=== The input ===
* Start *

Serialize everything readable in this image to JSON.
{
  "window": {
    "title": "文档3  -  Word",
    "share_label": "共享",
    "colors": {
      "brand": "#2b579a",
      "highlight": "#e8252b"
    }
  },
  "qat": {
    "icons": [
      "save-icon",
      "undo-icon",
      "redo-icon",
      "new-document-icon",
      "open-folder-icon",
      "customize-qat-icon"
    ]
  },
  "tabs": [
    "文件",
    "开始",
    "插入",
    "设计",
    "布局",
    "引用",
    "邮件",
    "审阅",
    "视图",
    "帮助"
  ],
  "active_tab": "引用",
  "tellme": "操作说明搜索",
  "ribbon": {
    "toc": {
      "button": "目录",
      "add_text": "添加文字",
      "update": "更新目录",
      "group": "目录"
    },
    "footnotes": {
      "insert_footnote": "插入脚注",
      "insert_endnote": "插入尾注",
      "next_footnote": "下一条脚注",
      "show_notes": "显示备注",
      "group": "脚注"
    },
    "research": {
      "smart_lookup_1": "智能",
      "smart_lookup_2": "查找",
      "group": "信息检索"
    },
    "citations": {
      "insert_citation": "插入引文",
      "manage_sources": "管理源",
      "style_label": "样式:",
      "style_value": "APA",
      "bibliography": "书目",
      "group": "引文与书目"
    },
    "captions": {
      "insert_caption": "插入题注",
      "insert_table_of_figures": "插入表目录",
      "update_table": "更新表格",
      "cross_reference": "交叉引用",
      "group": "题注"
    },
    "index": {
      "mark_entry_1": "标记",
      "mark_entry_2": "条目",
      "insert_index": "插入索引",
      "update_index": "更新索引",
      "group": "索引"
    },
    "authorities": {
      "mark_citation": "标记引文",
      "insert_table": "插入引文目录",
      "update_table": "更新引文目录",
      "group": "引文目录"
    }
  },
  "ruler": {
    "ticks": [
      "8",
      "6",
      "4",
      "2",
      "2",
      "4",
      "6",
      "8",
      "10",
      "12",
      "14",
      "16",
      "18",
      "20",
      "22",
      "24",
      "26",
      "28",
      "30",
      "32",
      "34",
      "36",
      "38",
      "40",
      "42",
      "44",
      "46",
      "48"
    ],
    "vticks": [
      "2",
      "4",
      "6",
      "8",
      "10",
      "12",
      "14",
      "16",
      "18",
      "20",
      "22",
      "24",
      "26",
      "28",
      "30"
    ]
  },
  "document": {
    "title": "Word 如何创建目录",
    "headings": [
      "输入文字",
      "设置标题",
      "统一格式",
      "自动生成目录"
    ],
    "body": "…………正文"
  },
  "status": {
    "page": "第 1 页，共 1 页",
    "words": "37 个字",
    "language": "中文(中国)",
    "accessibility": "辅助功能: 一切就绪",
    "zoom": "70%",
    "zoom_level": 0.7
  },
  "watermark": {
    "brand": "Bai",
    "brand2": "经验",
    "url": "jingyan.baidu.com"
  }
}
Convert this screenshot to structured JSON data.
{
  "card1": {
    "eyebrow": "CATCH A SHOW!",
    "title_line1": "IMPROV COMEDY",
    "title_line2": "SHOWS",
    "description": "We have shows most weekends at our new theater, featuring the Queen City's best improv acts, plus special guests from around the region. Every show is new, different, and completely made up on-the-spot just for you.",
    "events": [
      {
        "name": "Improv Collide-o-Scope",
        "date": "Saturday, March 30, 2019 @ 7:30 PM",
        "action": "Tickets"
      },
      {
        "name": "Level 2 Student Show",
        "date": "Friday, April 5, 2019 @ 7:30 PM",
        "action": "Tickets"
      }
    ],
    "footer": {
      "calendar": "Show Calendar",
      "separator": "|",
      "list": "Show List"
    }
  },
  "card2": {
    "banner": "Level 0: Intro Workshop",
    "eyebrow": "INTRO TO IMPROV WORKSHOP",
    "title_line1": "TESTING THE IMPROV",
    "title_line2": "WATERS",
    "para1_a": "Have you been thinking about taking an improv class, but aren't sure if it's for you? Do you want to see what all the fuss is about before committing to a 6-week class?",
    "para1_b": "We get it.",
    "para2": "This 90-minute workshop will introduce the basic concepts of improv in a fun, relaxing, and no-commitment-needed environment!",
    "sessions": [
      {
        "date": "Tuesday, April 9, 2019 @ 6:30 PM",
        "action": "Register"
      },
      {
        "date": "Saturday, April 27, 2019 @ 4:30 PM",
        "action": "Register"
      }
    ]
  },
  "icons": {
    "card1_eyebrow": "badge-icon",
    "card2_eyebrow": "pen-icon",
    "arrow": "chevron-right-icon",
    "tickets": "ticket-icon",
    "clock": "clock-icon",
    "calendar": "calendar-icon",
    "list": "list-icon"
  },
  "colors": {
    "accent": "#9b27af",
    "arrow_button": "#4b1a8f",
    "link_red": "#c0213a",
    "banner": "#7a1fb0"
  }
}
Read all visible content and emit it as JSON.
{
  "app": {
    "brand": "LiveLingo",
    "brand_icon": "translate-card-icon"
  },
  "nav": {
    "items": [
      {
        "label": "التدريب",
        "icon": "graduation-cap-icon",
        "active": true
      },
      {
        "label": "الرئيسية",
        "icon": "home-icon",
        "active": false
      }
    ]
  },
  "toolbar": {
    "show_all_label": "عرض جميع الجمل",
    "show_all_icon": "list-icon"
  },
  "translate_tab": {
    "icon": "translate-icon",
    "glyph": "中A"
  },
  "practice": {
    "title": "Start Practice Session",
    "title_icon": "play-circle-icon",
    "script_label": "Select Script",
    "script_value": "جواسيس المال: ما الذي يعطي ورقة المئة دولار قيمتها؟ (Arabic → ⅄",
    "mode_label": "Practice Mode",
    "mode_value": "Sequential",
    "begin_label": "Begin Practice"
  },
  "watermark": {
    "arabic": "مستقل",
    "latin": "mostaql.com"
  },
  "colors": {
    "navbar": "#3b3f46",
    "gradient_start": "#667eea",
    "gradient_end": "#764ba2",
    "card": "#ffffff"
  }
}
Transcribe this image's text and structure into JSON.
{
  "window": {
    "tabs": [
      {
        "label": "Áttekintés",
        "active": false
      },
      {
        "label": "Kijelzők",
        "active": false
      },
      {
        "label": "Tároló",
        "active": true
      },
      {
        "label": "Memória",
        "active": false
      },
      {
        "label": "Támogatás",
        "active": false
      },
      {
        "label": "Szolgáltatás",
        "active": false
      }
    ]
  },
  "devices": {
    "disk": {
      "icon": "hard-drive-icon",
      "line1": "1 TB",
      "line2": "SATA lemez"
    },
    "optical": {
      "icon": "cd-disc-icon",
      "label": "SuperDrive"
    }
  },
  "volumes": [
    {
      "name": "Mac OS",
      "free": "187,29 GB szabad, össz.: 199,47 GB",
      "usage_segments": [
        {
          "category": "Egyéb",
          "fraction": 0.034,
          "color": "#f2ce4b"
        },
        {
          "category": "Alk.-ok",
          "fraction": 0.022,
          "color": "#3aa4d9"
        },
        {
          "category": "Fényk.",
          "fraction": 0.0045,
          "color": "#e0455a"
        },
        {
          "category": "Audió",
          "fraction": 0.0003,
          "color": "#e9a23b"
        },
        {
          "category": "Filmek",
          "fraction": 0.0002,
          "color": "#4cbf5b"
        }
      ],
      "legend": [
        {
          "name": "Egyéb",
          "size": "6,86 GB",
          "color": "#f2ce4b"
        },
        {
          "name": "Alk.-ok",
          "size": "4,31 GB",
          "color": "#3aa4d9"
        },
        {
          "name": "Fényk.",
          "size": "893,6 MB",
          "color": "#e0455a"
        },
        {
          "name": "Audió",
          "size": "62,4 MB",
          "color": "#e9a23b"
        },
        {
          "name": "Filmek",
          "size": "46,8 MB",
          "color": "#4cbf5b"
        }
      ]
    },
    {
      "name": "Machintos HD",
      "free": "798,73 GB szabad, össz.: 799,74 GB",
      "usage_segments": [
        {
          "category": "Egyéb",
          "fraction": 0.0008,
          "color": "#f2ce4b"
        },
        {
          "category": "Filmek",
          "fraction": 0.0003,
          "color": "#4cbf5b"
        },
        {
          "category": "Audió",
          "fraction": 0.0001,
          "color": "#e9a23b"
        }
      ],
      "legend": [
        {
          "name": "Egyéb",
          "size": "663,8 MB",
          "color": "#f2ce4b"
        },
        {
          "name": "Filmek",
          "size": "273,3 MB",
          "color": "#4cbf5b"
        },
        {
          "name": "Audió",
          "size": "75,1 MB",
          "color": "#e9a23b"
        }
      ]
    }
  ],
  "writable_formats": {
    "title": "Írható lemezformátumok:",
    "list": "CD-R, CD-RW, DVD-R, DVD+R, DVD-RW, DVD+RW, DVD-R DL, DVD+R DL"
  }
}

* End *

Each line holding "size" must be found and copied.

          "size": "6,86 GB",
          "size": "4,31 GB",
          "size": "893,6 MB",
          "size": "62,4 MB",
          "size": "46,8 MB",
          "size": "663,8 MB",
          "size": "273,3 MB",
          "size": "75,1 MB",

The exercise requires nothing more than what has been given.